> [Set task]:
Omit the pictures from the entries below and retype everything else exactly.
# # # #
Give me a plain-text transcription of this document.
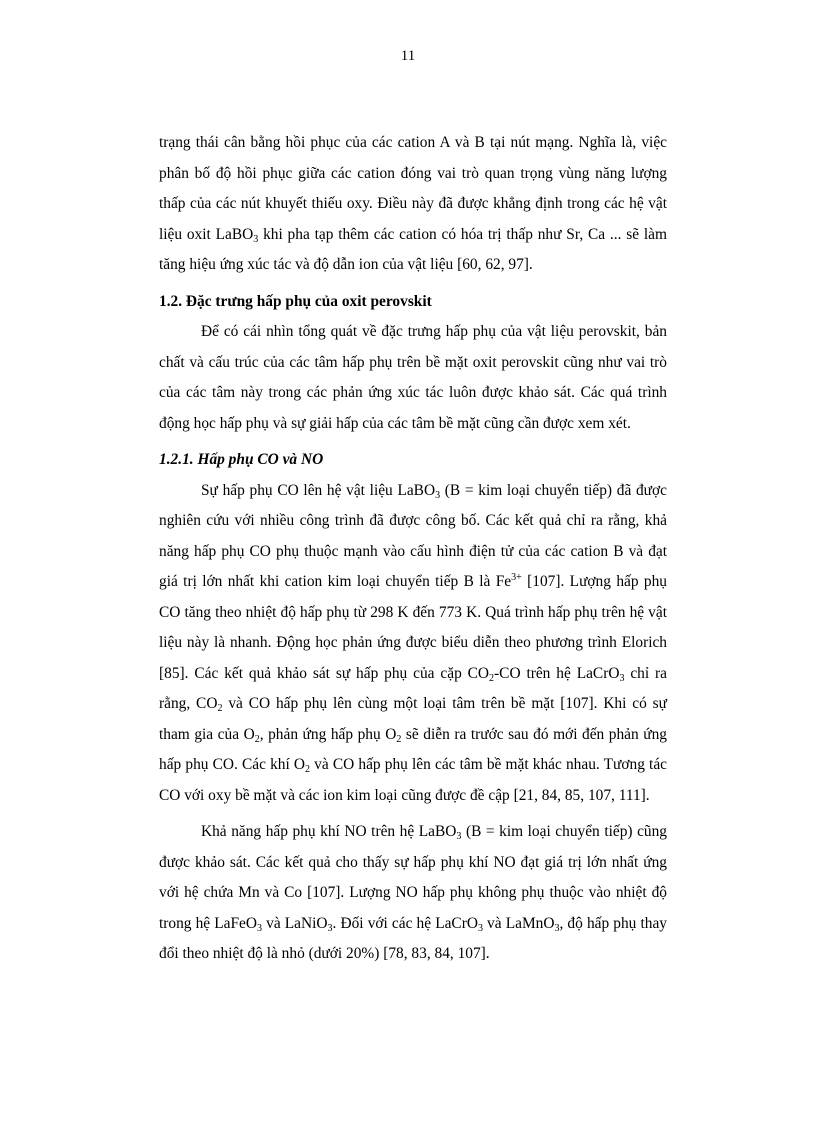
11

trạng thái cân bằng hồi phục của các cation A và B tại nút mạng. Nghĩa là, việc phân bố độ hồi phục giữa các cation đóng vai trò quan trọng vùng năng lượng thấp của các nút khuyết thiếu oxy. Điều này đã được khẳng định trong các hệ vật liệu oxit LaBO$_3$ khi pha tạp thêm các cation có hóa trị thấp như Sr, Ca ... sẽ làm tăng hiệu ứng xúc tác và độ dẫn ion của vật liệu [60, 62, 97].

1.2. Đặc trưng hấp phụ của oxit perovskit

Để có cái nhìn tổng quát về đặc trưng hấp phụ của vật liệu perovskit, bản chất và cấu trúc của các tâm hấp phụ trên bề mặt oxit perovskit cũng như vai trò của các tâm này trong các phản ứng xúc tác luôn được khảo sát. Các quá trình động học hấp phụ và sự giải hấp của các tâm bề mặt cũng cần được xem xét.

1.2.1. Hấp phụ CO và NO

Sự hấp phụ CO lên hệ vật liệu LaBO$_3$ (B = kim loại chuyển tiếp) đã được nghiên cứu với nhiều công trình đã được công bố. Các kết quả chỉ ra rằng, khả năng hấp phụ CO phụ thuộc mạnh vào cấu hình điện tử của các cation B và đạt giá trị lớn nhất khi cation kim loại chuyển tiếp B là $Fe^{3+}$ [107]. Lượng hấp phụ CO tăng theo nhiệt độ hấp phụ từ 298 K đến 773 K. Quá trình hấp phụ trên hệ vật liệu này là nhanh. Động học phản ứng được biểu diễn theo phương trình Elorich [85]. Các kết quả khảo sát sự hấp phụ của cặp $CO_2-CO$ trên hệ LaCrO$_3$ chỉ ra rằng, $CO_2$ và CO hấp phụ lên cùng một loại tâm trên bề mặt [107]. Khi có sự tham gia của $O_2$, phản ứng hấp phụ $O_2$ sẽ diễn ra trước sau đó mới đến phản ứng hấp phụ CO. Các khí $O_2$ và CO hấp phụ lên các tâm bề mặt khác nhau. Tương tác CO với oxy bề mặt và các ion kim loại cũng được đề cập [21, 84, 85, 107, 111].

Khả năng hấp phụ khí NO trên hệ LaBO$_3$ (B = kim loại chuyển tiếp) cũng được khảo sát. Các kết quả cho thấy sự hấp phụ khí NO đạt giá trị lớn nhất ứng với hệ chứa Mn và Co [107]. Lượng NO hấp phụ không phụ thuộc vào nhiệt độ trong hệ LaFeO$_3$ và LaNiO$_3$. Đối với các hệ LaCrO$_3$ và LaMnO$_3$, độ hấp phụ thay đổi theo nhiệt độ là nhỏ (dưới 20%) [78, 83, 84, 107].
# # # #
> [Solution]:
Give me a plain-text transcription of this document.
11

trạng thái cân bằng hồi phục của các cation A và B tại nút mạng. Nghĩa là, việc phân bố độ hồi phục giữa các cation đóng vai trò quan trọng vùng năng lượng thấp của các nút khuyết thiếu oxy. Điều này đã được khẳng định trong các hệ vật liệu oxit LaBO$_3$ khi pha tạp thêm các cation có hóa trị thấp như Sr, Ca ... sẽ làm tăng hiệu ứng xúc tác và độ dẫn ion của vật liệu [60, 62, 97].

1.2. Đặc trưng hấp phụ của oxit perovskit

Để có cái nhìn tổng quát về đặc trưng hấp phụ của vật liệu perovskit, bản chất và cấu trúc của các tâm hấp phụ trên bề mặt oxit perovskit cũng như vai trò của các tâm này trong các phản ứng xúc tác luôn được khảo sát. Các quá trình động học hấp phụ và sự giải hấp của các tâm bề mặt cũng cần được xem xét.

1.2.1. Hấp phụ CO và NO

Sự hấp phụ CO lên hệ vật liệu LaBO$_3$ (B = kim loại chuyển tiếp) đã được nghiên cứu với nhiều công trình đã được công bố. Các kết quả chỉ ra rằng, khả năng hấp phụ CO phụ thuộc mạnh vào cấu hình điện tử của các cation B và đạt giá trị lớn nhất khi cation kim loại chuyển tiếp B là $Fe^{3+}$ [107]. Lượng hấp phụ CO tăng theo nhiệt độ hấp phụ từ 298 K đến 773 K. Quá trình hấp phụ trên hệ vật liệu này là nhanh. Động học phản ứng được biểu diễn theo phương trình Elorich [85]. Các kết quả khảo sát sự hấp phụ của cặp $CO_2-CO$ trên hệ LaCrO$_3$ chỉ ra rằng, $CO_2$ và CO hấp phụ lên cùng một loại tâm trên bề mặt [107]. Khi có sự tham gia của $O_2$, phản ứng hấp phụ $O_2$ sẽ diễn ra trước sau đó mới đến phản ứng hấp phụ CO. Các khí $O_2$ và CO hấp phụ lên các tâm bề mặt khác nhau. Tương tác CO với oxy bề mặt và các ion kim loại cũng được đề cập [21, 84, 85, 107, 111].

Khả năng hấp phụ khí NO trên hệ LaBO$_3$ (B = kim loại chuyển tiếp) cũng được khảo sát. Các kết quả cho thấy sự hấp phụ khí NO đạt giá trị lớn nhất ứng với hệ chứa Mn và Co [107]. Lượng NO hấp phụ không phụ thuộc vào nhiệt độ trong hệ LaFeO$_3$ và LaNiO$_3$. Đối với các hệ LaCrO$_3$ và LaMnO$_3$, độ hấp phụ thay đổi theo nhiệt độ là nhỏ (dưới 20%) [78, 83, 84, 107].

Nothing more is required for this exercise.